Time_bucket with excact number of samples

Jake · February 4, 2023, 9:56pm

Hi. I’m trying to figure out, whether it is possible (and makes sense) to use time_bucket to calculate the average for for instance 1 hour of sensor readings with the caveat that the average should only be calculated if there is exactly 60 samples in the bucket.

The sensors do their reading once per minute and in my case it doesn’t make sense to calculate the average if a sensor reading is missing.

I imagine it is doable using a combination of time_bucket, Postgres’ CASE and then COUNT = 60. But I am unsure as to whether this is an efficient and meaningful approach. Any inputs would be much appreciated.

noctarius · February 5, 2023, 8:17am

I guess if your use case requires exactly 60 samples per bucket, I’d cladd a count aggregation and have a filter clause on it, removing all result rows which are not made off of 60 samples.

davidkohn · February 5, 2023, 5:23pm

I think there are a couple answers here, if you just want to do this, you can do it with a count and a HAVING clause like so:

SELECT time_bucket('1 hour', time) as bucket, avg(foo), count(foo) 
FROM bar
WHERE id = 'x'
GROUP BY bucket
HAVING count(foo) = 60;

But that leaves the question of why you want to do this. Is it because you might be missing data? If it’s only a few points it might not matter for the average, but you can also use a time weighted average , which will account for measurements being valid for more time if you miss messages and if you use ‘Linear’ weighting you can linearly interpolate between the measurements you have.

So that’d look something like this:

SELECT 
    time_bucket('1 hour', time) as bucket, 
    time_weight('Linear', time, foo) -> average() as time_wt_avg
FROM bar
WHERE id = 'x'
GROUP BY bucket;

I’d worry more about missing points if you are trying to do say, the sum of the points and so if you don’t have all 60 with a normal sum the value would be way off and you couldn’t really compare between different buckets well. For that, I’d use the integral accessor function of time_weight and that will give you something that’s comparable even if you’re missing a few data points:


SELECT 
    time_bucket('1 hour', time) as bucket, 
    time_weight('Linear', time, foo) -> average() as time_wt_avg, 
    time_weight('Linear', time, foo) -> toolkit_experimental.integral('hour') as hourly_sum
FROM bar
WHERE id = 'x'
GROUP BY bucket;

So anyway, there are a couple options for you! Let me know if that helps!

PS You can still use the HAVING clause to say that you should avoid samples where you’re missing really big sections of data. Say if count(foo) < 30 or something.
If you want to get really fancy, you could use our new heartbeat_agg for that as well to see if there are any sections that don’t have data for a period longer than say 5 or 10 minutes. Timescale Documentation | heartbeat_agg()

Exercise requirements >>
**A)** According to the thread on time_bucket, how often do the sensors take a reading?
**B)** Reproduce the thread on time_bucket from "Hi. I’m trying" to "of 60 samples.".

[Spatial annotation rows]
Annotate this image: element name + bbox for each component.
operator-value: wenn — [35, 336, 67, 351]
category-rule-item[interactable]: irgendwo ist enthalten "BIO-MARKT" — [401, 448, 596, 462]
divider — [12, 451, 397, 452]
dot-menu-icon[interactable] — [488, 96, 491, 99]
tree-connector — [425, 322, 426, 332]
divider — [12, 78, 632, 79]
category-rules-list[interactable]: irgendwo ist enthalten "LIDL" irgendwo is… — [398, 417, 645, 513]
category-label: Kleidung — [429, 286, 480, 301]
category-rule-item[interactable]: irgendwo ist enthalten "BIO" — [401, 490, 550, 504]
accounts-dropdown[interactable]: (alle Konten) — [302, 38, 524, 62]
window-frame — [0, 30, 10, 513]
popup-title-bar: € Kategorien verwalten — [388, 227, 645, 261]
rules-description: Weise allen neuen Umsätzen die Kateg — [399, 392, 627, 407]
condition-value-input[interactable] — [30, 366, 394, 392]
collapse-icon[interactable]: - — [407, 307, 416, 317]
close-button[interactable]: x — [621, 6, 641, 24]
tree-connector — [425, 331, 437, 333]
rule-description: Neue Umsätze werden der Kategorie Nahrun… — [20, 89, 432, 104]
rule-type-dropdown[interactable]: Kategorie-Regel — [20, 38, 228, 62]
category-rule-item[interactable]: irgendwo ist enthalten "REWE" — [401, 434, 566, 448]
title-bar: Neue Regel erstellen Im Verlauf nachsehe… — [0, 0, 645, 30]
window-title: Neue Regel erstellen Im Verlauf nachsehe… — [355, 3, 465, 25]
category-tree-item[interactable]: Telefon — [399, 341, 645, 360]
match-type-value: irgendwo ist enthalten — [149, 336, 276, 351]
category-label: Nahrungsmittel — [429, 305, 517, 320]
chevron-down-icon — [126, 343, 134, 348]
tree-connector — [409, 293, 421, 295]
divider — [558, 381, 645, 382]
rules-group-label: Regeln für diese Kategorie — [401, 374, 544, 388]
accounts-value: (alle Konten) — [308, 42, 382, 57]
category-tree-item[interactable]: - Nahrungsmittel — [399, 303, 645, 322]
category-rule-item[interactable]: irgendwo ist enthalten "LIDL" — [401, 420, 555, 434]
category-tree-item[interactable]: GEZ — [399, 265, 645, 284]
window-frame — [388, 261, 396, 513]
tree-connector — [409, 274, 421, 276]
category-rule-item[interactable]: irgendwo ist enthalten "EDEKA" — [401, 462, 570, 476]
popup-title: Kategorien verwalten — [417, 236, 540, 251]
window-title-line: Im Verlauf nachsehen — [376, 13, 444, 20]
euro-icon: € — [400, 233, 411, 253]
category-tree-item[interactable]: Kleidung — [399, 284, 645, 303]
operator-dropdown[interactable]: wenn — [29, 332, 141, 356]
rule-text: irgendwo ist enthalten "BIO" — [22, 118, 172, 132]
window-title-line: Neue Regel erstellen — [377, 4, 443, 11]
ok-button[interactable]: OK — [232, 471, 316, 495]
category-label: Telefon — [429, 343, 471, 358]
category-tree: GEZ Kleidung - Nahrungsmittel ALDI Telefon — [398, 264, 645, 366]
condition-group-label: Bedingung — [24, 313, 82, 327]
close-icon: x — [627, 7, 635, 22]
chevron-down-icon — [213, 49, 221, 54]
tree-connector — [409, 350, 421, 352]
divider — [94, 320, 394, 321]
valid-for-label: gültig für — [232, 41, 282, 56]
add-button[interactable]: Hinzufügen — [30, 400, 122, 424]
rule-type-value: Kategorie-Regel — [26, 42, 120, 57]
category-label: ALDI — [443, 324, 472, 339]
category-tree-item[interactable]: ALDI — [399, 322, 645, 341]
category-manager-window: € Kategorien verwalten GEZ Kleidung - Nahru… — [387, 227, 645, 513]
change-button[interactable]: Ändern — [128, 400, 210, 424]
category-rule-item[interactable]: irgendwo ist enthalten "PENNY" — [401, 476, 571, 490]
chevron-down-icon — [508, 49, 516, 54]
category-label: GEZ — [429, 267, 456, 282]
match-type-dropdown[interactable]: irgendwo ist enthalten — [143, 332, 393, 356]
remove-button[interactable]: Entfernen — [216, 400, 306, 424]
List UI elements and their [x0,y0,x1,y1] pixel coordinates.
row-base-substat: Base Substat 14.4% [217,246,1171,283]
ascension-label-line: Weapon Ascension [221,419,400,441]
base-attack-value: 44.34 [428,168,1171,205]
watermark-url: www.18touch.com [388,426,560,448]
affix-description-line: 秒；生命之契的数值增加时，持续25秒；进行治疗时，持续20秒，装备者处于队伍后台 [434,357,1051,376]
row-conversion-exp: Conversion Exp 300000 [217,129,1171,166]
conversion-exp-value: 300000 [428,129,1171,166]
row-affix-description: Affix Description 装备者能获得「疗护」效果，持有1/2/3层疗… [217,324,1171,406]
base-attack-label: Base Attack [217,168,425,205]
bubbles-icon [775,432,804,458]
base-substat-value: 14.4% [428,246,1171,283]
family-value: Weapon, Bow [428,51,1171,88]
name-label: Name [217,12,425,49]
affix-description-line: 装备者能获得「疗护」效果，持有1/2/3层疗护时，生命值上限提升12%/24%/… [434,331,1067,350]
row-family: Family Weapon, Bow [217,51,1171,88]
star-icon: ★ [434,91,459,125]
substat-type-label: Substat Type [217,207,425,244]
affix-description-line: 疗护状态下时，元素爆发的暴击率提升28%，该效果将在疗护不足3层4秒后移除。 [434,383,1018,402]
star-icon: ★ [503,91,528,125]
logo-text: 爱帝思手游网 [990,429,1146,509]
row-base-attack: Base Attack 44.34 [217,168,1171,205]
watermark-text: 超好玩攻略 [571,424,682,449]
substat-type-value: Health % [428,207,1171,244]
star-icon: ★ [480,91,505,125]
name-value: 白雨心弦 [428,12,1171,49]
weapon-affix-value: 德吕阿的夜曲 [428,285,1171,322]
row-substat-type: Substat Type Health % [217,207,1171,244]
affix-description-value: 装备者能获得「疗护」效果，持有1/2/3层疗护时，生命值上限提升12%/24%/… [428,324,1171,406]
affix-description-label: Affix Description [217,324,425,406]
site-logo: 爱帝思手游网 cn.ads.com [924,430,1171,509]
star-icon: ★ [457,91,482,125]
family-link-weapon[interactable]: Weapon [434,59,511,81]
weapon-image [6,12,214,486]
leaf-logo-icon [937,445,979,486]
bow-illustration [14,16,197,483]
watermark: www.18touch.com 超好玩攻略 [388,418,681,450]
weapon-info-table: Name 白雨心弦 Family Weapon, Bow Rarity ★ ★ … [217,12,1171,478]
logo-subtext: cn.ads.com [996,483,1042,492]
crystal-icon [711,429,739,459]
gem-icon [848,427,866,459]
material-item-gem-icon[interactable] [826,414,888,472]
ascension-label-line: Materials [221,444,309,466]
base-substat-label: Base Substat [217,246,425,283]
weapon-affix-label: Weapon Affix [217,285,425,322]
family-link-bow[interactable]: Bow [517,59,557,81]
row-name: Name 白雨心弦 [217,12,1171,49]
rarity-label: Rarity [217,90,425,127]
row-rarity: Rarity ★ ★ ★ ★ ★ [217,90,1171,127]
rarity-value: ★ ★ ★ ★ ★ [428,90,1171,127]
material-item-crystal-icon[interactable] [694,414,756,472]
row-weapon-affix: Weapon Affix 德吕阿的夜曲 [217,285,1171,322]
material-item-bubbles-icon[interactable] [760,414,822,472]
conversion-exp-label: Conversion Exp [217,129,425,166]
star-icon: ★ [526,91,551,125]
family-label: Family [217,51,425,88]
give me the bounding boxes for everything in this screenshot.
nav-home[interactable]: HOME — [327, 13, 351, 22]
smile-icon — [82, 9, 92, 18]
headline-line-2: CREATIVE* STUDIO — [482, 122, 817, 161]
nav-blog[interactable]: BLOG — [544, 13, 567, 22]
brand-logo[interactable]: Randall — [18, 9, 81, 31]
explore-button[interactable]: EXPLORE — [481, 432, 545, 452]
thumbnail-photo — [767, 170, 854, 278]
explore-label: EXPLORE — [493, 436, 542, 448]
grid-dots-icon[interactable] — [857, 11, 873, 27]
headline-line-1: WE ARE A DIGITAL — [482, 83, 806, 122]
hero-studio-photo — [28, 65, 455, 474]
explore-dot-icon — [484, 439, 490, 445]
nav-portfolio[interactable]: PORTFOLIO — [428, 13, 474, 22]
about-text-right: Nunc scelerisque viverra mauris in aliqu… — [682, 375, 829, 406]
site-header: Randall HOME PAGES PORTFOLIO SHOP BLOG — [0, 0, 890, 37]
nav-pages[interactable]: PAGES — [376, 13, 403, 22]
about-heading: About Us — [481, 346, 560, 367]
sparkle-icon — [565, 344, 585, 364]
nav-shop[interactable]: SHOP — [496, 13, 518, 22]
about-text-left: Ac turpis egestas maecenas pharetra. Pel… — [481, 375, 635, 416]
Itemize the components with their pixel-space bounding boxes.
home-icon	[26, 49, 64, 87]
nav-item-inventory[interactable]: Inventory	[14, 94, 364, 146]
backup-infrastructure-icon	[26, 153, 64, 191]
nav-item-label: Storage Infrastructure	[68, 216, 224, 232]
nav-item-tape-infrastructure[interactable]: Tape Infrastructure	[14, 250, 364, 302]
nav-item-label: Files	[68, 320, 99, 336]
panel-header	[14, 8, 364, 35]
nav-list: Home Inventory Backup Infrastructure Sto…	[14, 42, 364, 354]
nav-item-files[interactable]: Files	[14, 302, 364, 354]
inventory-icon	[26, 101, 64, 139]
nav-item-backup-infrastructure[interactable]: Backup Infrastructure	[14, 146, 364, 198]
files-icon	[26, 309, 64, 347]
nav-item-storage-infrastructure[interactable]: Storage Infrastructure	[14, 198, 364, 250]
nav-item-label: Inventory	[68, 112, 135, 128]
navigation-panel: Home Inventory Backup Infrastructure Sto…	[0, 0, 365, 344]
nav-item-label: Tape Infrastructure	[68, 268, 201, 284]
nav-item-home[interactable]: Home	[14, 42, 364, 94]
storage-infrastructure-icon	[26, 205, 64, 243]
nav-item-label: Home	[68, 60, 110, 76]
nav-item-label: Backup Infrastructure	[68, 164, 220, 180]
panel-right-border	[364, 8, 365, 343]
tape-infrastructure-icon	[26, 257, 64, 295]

Exercise results >>
**A)** Once per minute.

**B)**
Hi. I’m trying to figure out, whether it is possible (and makes sense) to use time_bucket to calculate the average for for instance 1 hour of sensor readings with the caveat that the average should only be calculated if there is exactly 60 samples in the bucket.

The sensors do their reading once per minute and in my case it doesn’t make sense to calculate the average if a sensor reading is missing.

I imagine it is doable using a combination of time_bucket, Postgres’ CASE and then COUNT = 60. But I am unsure as to whether this is an efficient and meaningful approach. Any inputs would be much appreciated.

noctarius · February 5, 2023, 8:17am

I guess if your use case requires exactly 60 samples per bucket, I’d cladd a count aggregation and have a filter clause on it, removing all result rows which are not made off of 60 samples.